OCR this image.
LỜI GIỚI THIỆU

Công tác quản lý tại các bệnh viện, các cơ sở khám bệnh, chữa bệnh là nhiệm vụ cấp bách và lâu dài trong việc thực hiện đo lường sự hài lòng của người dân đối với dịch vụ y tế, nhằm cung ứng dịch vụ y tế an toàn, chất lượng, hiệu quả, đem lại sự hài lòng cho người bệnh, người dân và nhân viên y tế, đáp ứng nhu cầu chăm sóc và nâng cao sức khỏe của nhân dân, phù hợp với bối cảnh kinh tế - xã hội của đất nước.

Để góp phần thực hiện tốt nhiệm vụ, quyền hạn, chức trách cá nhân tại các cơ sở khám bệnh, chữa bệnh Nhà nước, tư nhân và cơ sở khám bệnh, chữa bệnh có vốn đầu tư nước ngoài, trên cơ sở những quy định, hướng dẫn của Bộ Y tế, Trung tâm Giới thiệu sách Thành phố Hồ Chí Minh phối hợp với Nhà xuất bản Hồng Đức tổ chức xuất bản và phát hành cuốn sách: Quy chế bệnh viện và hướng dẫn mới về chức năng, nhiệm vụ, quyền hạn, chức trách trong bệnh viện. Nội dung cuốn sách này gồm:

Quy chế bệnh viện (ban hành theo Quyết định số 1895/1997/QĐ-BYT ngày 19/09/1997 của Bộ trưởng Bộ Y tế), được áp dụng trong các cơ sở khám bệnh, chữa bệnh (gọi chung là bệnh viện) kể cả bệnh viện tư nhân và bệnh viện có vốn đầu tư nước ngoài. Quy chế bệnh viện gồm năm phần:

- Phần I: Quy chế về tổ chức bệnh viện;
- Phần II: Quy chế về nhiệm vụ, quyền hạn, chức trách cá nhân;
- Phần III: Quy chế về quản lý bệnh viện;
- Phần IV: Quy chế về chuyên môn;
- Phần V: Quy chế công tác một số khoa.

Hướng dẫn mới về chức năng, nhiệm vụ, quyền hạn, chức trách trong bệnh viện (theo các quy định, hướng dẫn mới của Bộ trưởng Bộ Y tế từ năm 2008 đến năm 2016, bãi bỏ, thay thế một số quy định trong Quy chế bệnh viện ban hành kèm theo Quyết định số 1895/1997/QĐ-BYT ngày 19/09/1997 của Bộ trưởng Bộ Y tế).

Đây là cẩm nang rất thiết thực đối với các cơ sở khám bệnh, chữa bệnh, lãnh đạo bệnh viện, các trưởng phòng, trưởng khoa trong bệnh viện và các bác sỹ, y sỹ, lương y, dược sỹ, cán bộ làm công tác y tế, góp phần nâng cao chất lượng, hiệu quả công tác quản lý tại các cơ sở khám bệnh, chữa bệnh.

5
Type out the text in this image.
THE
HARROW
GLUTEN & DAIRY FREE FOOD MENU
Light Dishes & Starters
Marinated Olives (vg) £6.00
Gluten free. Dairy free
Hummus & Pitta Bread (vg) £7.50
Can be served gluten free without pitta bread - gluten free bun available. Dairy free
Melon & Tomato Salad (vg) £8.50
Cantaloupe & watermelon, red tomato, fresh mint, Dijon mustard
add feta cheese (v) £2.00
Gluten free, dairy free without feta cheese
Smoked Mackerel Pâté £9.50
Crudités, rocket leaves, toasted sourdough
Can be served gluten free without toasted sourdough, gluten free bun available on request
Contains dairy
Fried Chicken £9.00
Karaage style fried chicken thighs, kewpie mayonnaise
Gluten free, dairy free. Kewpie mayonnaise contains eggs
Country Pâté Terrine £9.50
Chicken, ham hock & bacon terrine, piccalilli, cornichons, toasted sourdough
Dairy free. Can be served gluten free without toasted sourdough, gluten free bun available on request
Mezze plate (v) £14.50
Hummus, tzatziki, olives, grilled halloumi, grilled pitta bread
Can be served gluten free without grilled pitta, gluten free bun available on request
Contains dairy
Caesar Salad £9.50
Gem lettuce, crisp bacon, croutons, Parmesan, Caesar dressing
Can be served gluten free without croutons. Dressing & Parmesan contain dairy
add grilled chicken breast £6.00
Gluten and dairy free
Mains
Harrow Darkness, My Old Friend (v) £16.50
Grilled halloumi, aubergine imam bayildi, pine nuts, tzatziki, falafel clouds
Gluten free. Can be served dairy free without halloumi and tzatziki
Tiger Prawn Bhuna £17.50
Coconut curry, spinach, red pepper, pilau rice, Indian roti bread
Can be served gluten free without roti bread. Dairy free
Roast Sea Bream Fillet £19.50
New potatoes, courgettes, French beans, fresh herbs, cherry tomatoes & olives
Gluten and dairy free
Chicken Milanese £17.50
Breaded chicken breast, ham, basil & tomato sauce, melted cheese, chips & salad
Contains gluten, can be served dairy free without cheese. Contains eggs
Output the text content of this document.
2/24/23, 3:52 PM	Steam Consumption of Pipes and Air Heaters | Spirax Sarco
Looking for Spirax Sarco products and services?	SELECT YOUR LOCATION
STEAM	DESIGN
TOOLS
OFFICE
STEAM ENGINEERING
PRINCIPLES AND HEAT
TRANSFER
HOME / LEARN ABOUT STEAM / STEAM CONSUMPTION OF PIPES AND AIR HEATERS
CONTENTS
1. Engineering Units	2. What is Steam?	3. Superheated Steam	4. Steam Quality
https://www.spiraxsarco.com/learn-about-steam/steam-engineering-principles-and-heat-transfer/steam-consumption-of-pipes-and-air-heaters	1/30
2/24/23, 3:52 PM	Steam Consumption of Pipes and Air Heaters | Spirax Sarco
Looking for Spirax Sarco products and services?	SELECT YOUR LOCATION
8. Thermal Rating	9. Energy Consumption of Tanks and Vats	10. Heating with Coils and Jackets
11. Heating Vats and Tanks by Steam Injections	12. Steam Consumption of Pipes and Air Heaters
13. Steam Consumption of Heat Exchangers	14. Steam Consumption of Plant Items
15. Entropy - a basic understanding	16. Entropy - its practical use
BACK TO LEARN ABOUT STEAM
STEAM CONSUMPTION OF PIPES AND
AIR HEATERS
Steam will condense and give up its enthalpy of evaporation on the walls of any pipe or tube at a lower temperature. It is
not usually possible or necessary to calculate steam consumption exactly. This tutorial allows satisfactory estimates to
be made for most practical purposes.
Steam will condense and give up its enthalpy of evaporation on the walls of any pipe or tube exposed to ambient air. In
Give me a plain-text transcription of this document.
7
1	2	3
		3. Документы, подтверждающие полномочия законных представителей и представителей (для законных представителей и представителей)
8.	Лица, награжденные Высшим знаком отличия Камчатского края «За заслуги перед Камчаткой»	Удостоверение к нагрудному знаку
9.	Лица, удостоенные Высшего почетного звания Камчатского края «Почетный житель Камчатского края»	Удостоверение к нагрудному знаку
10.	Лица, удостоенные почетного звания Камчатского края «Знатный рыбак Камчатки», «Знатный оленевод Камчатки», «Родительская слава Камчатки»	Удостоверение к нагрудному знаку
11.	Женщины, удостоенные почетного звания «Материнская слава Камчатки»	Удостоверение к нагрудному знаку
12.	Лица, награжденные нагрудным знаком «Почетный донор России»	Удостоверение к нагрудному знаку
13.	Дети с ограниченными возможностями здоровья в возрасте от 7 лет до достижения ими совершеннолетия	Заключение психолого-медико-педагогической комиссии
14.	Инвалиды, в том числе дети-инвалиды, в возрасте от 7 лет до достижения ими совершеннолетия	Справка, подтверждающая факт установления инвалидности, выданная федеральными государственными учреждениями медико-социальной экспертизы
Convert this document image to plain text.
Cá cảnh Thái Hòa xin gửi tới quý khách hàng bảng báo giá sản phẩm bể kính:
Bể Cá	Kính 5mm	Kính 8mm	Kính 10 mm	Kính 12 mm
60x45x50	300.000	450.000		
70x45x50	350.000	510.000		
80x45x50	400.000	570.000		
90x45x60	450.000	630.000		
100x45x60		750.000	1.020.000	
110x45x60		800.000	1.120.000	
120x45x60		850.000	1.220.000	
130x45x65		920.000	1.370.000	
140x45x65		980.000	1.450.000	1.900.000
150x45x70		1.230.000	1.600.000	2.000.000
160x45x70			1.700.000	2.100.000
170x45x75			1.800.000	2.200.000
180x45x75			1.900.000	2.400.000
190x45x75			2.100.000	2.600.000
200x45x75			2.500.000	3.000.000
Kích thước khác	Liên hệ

Do this. Using the records above, pull out each line where the word "chất" occurs.

Exercise output.
Công tác quản lý tại các bệnh viện, các cơ sở khám bệnh, chữa bệnh là nhiệm vụ cấp bách và lâu dài trong việc thực hiện đo lường sự hài lòng của người dân đối với dịch vụ y tế, nhằm cung ứng dịch vụ y tế an toàn, chất lượng, hiệu quả, đem lại sự hài lòng cho người bệnh, người dân và nhân viên y tế, đáp ứng nhu cầu chăm sóc và nâng cao sức khỏe của nhân dân, phù hợp với bối cảnh kinh tế - xã hội của đất nước.
Đây là cẩm nang rất thiết thực đối với các cơ sở khám bệnh, chữa bệnh, lãnh đạo bệnh viện, các trưởng phòng, trưởng khoa trong bệnh viện và các bác sỹ, y sỹ, lương y, dược sỹ, cán bộ làm công tác y tế, góp phần nâng cao chất lượng, hiệu quả công tác quản lý tại các cơ sở khám bệnh, chữa bệnh.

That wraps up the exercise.